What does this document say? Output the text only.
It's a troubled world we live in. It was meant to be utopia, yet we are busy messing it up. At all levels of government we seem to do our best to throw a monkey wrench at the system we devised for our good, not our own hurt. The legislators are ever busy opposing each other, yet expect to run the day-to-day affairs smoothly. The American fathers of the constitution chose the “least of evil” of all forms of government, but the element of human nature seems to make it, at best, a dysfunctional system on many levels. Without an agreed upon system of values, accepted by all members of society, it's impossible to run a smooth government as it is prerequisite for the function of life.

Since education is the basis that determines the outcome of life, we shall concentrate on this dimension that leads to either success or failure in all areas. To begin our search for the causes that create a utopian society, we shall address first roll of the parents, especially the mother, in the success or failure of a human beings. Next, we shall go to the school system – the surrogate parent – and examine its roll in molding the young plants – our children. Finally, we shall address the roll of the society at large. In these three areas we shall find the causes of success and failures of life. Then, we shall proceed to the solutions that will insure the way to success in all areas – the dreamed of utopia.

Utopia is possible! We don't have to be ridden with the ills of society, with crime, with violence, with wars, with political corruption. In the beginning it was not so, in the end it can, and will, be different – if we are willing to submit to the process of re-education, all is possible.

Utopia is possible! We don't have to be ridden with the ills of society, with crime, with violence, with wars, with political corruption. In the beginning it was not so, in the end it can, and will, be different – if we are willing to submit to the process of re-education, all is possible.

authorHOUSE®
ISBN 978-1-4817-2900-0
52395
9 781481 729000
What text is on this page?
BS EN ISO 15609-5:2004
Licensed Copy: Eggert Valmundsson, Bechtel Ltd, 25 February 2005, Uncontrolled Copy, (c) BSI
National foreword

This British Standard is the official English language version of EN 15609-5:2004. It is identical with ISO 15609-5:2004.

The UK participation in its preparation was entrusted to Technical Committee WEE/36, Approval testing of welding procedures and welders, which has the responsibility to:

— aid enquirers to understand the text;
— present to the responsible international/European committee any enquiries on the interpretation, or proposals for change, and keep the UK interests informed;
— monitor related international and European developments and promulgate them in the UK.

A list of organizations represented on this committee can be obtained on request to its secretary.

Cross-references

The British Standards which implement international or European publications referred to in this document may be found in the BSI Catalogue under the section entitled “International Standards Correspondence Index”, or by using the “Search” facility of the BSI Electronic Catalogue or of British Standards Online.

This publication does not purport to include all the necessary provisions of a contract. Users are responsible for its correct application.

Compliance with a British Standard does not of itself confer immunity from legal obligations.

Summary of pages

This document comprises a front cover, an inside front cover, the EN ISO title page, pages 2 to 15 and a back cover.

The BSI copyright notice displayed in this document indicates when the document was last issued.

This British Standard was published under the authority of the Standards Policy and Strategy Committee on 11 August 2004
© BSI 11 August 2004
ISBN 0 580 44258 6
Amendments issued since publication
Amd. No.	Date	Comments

○ ○ ○ ○

> _Direction_
Recopy the entries above in their entirety, exactly.

> _Written reply_
What does this document say? Output the text only.
It's a troubled world we live in. It was meant to be utopia, yet we are busy messing it up. At all levels of government we seem to do our best to throw a monkey wrench at the system we devised for our good, not our own hurt. The legislators are ever busy opposing each other, yet expect to run the day-to-day affairs smoothly. The American fathers of the constitution chose the “least of evil” of all forms of government, but the element of human nature seems to make it, at best, a dysfunctional system on many levels. Without an agreed upon system of values, accepted by all members of society, it's impossible to run a smooth government as it is prerequisite for the function of life.

Since education is the basis that determines the outcome of life, we shall concentrate on this dimension that leads to either success or failure in all areas. To begin our search for the causes that create a utopian society, we shall address first roll of the parents, especially the mother, in the success or failure of a human beings. Next, we shall go to the school system – the surrogate parent – and examine its roll in molding the young plants – our children. Finally, we shall address the roll of the society at large. In these three areas we shall find the causes of success and failures of life. Then, we shall proceed to the solutions that will insure the way to success in all areas – the dreamed of utopia.

Utopia is possible! We don't have to be ridden with the ills of society, with crime, with violence, with wars, with political corruption. In the beginning it was not so, in the end it can, and will, be different – if we are willing to submit to the process of re-education, all is possible.

Utopia is possible! We don't have to be ridden with the ills of society, with crime, with violence, with wars, with political corruption. In the beginning it was not so, in the end it can, and will, be different – if we are willing to submit to the process of re-education, all is possible.

authorHOUSE®
ISBN 978-1-4817-2900-0
52395
9 781481 729000
What text is on this page?
BS EN ISO 15609-5:2004
Licensed Copy: Eggert Valmundsson, Bechtel Ltd, 25 February 2005, Uncontrolled Copy, (c) BSI
National foreword

This British Standard is the official English language version of EN 15609-5:2004. It is identical with ISO 15609-5:2004.

The UK participation in its preparation was entrusted to Technical Committee WEE/36, Approval testing of welding procedures and welders, which has the responsibility to:

— aid enquirers to understand the text;
— present to the responsible international/European committee any enquiries on the interpretation, or proposals for change, and keep the UK interests informed;
— monitor related international and European developments and promulgate them in the UK.

A list of organizations represented on this committee can be obtained on request to its secretary.

Cross-references

The British Standards which implement international or European publications referred to in this document may be found in the BSI Catalogue under the section entitled “International Standards Correspondence Index”, or by using the “Search” facility of the BSI Electronic Catalogue or of British Standards Online.

This publication does not purport to include all the necessary provisions of a contract. Users are responsible for its correct application.

Compliance with a British Standard does not of itself confer immunity from legal obligations.

Summary of pages

This document comprises a front cover, an inside front cover, the EN ISO title page, pages 2 to 15 and a back cover.

The BSI copyright notice displayed in this document indicates when the document was last issued.

This British Standard was published under the authority of the Standards Policy and Strategy Committee on 11 August 2004
© BSI 11 August 2004
ISBN 0 580 44258 6
Amendments issued since publication
Amd. No.	Date	Comments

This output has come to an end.